— Start of EXERCISE INPUTS —

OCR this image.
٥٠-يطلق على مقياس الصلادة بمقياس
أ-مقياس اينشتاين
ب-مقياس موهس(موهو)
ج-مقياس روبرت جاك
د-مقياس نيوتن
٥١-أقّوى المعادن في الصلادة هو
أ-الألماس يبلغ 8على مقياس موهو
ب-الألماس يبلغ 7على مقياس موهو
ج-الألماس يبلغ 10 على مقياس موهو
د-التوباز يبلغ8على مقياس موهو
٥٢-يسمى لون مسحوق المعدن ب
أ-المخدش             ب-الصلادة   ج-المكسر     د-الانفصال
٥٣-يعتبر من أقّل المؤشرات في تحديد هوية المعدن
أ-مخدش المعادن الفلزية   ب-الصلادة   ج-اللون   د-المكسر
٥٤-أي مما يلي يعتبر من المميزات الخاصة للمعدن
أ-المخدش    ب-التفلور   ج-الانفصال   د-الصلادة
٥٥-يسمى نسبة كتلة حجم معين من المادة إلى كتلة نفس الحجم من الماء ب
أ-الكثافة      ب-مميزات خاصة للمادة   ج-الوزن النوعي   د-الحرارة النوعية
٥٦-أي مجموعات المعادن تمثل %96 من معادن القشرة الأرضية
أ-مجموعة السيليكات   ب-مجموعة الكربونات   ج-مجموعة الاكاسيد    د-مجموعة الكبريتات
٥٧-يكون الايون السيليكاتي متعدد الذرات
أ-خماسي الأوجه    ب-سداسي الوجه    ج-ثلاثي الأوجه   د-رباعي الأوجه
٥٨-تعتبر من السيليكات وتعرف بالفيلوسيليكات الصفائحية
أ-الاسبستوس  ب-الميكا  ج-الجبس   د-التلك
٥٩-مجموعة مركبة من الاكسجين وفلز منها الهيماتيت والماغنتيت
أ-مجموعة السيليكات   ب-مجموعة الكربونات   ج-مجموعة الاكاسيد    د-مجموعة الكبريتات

— End of EXERCISE INPUTS —
— Start of EXERCISE INPUTS —

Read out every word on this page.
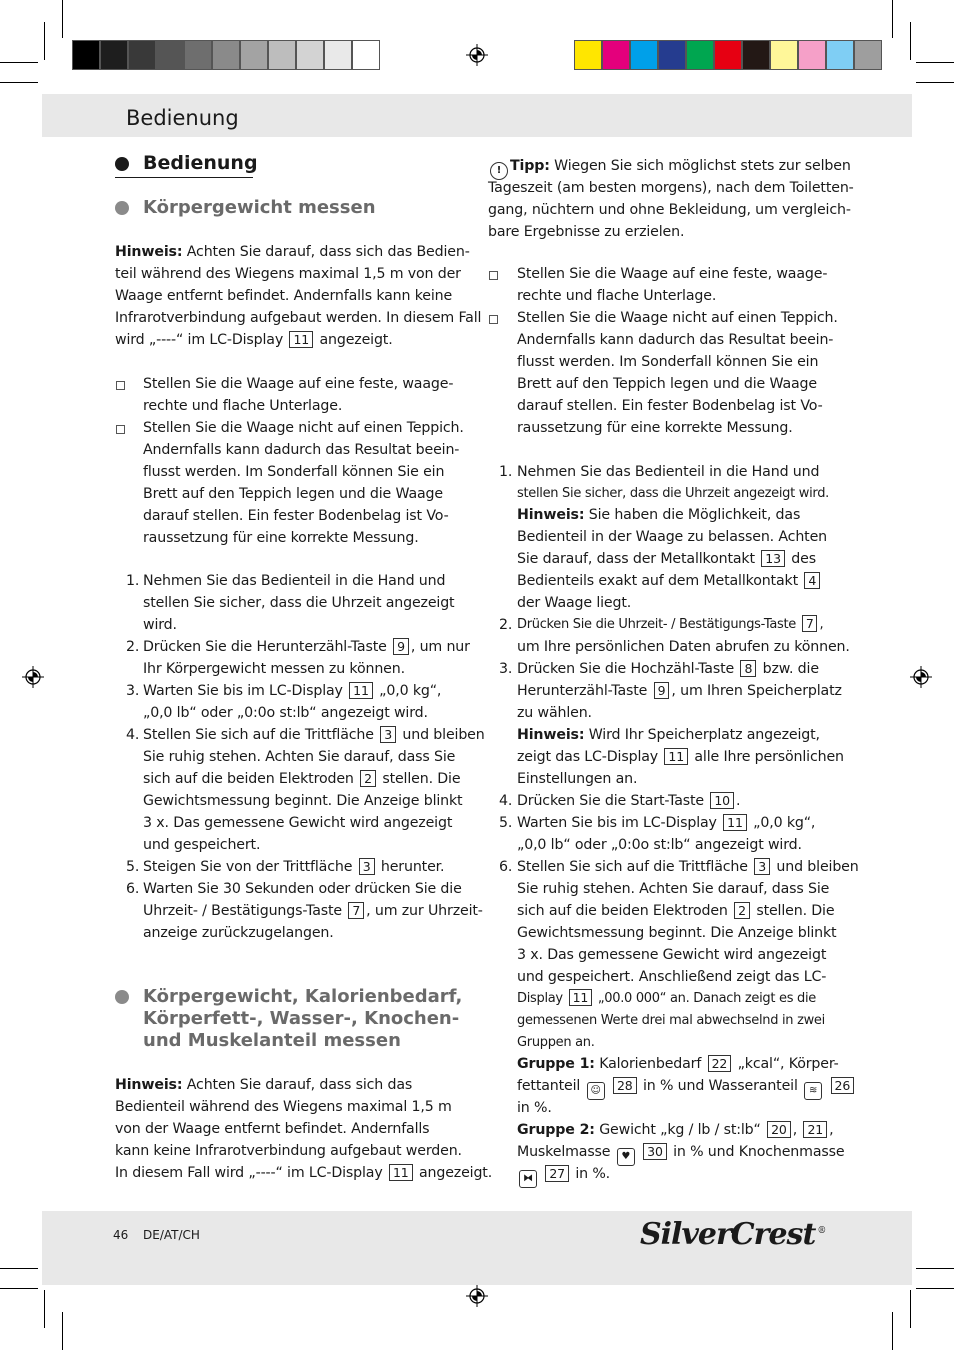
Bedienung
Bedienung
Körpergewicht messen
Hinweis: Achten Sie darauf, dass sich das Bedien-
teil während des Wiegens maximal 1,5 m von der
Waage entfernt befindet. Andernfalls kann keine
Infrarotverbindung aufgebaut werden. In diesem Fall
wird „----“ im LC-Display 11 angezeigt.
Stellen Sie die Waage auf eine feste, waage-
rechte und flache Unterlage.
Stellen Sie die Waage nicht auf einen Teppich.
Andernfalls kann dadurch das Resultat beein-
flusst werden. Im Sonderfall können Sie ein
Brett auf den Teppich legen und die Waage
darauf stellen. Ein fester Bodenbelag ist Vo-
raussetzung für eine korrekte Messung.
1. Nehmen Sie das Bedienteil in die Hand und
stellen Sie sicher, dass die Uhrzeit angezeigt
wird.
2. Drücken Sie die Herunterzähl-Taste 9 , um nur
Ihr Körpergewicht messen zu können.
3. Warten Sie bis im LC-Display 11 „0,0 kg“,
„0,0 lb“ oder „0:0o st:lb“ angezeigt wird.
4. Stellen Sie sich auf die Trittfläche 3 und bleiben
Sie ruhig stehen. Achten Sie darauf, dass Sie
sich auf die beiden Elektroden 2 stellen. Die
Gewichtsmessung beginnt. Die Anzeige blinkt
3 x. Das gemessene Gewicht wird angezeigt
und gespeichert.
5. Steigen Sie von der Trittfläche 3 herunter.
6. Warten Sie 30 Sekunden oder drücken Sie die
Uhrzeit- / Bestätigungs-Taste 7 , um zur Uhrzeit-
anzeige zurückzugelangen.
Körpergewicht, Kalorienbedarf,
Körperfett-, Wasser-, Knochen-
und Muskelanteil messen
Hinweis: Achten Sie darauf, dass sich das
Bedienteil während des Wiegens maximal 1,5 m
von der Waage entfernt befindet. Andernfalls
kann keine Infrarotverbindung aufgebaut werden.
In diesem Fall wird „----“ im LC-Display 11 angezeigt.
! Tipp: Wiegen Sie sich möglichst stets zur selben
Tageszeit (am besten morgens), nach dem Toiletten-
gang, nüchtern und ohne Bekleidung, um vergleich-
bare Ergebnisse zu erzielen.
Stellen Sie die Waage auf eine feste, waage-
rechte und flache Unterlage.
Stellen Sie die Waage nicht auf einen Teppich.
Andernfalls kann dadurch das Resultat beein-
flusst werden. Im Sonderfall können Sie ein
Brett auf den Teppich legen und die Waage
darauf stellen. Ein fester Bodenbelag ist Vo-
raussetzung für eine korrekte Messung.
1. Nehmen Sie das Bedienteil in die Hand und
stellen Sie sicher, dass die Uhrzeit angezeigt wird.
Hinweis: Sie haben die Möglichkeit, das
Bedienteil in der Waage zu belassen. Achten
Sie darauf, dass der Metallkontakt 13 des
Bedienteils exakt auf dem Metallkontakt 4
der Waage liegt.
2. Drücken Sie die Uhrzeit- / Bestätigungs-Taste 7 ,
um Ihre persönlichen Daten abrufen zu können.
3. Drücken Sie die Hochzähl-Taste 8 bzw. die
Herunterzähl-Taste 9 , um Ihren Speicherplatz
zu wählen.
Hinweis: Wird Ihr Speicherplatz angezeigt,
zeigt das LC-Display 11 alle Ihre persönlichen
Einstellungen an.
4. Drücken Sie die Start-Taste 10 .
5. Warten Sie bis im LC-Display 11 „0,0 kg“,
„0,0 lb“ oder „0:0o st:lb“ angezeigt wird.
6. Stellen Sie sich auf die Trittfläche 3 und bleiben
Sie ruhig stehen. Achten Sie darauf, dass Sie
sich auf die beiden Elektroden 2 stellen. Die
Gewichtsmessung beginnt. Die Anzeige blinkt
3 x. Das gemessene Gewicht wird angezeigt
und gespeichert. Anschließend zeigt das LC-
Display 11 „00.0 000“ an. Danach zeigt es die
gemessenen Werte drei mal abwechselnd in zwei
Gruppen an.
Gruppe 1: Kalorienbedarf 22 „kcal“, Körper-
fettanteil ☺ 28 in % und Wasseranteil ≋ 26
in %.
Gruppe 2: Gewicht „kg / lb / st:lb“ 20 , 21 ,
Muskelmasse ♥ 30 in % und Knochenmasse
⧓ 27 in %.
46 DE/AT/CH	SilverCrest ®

— End of EXERCISE INPUTS —

** WHAT TO PRODUCE **
Copy all the lines above that hold the string "this".

** THE SOLUTION **
OCR this image.
Read out every word on this page.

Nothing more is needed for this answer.